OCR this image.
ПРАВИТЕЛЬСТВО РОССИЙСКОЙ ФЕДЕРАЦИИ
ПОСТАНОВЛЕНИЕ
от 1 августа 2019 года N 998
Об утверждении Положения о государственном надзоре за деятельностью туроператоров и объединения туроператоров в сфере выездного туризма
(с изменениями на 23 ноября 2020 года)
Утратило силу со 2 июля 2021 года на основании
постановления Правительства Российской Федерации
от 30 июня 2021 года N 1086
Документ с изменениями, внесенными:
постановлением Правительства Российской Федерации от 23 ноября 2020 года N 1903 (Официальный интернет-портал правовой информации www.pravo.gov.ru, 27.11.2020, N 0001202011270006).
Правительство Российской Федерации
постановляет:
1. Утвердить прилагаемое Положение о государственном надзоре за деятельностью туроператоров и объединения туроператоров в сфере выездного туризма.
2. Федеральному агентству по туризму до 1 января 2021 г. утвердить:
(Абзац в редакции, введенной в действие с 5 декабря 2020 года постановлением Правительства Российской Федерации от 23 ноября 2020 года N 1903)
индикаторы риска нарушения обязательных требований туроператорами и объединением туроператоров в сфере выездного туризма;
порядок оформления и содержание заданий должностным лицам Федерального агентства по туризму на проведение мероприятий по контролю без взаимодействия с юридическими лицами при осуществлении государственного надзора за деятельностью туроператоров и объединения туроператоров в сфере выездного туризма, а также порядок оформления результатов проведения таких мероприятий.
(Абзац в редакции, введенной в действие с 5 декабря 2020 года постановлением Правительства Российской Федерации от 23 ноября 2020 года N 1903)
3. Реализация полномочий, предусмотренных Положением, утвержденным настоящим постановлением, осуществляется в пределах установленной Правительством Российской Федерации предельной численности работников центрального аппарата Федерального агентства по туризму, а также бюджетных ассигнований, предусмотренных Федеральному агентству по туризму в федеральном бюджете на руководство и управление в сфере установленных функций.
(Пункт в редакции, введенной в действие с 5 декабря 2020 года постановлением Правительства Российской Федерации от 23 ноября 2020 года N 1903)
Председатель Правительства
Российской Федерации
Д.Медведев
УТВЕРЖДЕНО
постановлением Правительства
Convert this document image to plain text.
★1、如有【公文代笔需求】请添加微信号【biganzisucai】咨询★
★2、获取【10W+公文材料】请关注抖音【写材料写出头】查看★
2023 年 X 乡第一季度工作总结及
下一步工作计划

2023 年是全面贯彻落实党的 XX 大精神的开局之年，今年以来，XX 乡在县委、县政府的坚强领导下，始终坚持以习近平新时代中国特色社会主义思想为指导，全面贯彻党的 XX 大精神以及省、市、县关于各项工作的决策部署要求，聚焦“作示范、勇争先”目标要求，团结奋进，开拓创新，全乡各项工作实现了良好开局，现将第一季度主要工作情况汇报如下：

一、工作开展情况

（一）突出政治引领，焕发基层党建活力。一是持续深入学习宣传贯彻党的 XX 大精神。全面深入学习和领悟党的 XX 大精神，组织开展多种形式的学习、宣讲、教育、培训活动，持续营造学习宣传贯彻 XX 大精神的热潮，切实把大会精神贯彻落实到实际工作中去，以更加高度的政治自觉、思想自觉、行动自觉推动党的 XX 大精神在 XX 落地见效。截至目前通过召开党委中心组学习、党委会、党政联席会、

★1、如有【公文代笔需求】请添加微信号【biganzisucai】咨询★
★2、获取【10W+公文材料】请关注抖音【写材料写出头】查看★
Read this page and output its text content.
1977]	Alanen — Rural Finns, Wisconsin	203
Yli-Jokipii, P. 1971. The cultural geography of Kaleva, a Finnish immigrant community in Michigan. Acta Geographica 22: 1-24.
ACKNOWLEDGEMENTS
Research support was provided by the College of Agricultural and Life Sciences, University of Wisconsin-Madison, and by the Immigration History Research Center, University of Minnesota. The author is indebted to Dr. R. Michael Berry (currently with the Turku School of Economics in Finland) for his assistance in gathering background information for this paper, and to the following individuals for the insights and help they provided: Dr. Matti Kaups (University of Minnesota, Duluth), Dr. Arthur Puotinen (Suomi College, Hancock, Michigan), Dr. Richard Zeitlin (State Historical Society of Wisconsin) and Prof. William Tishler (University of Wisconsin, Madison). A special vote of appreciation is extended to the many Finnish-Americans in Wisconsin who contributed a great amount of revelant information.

§

- [EXERCISE]: Identify and copy lines that hold the string "выездного".

- [EXPECTED OUTPUT]:
Об утверждении Положения о государственном надзоре за деятельностью туроператоров и объединения туроператоров в сфере выездного туризма
1. Утвердить прилагаемое Положение о государственном надзоре за деятельностью туроператоров и объединения туроператоров в сфере выездного туризма.
индикаторы риска нарушения обязательных требований туроператорами и объединением туроператоров в сфере выездного туризма;
порядок оформления и содержание заданий должностным лицам Федерального агентства по туризму на проведение мероприятий по контролю без взаимодействия с юридическими лицами при осуществлении государственного надзора за деятельностью туроператоров и объединения туроператоров в сфере выездного туризма, а также порядок оформления результатов проведения таких мероприятий.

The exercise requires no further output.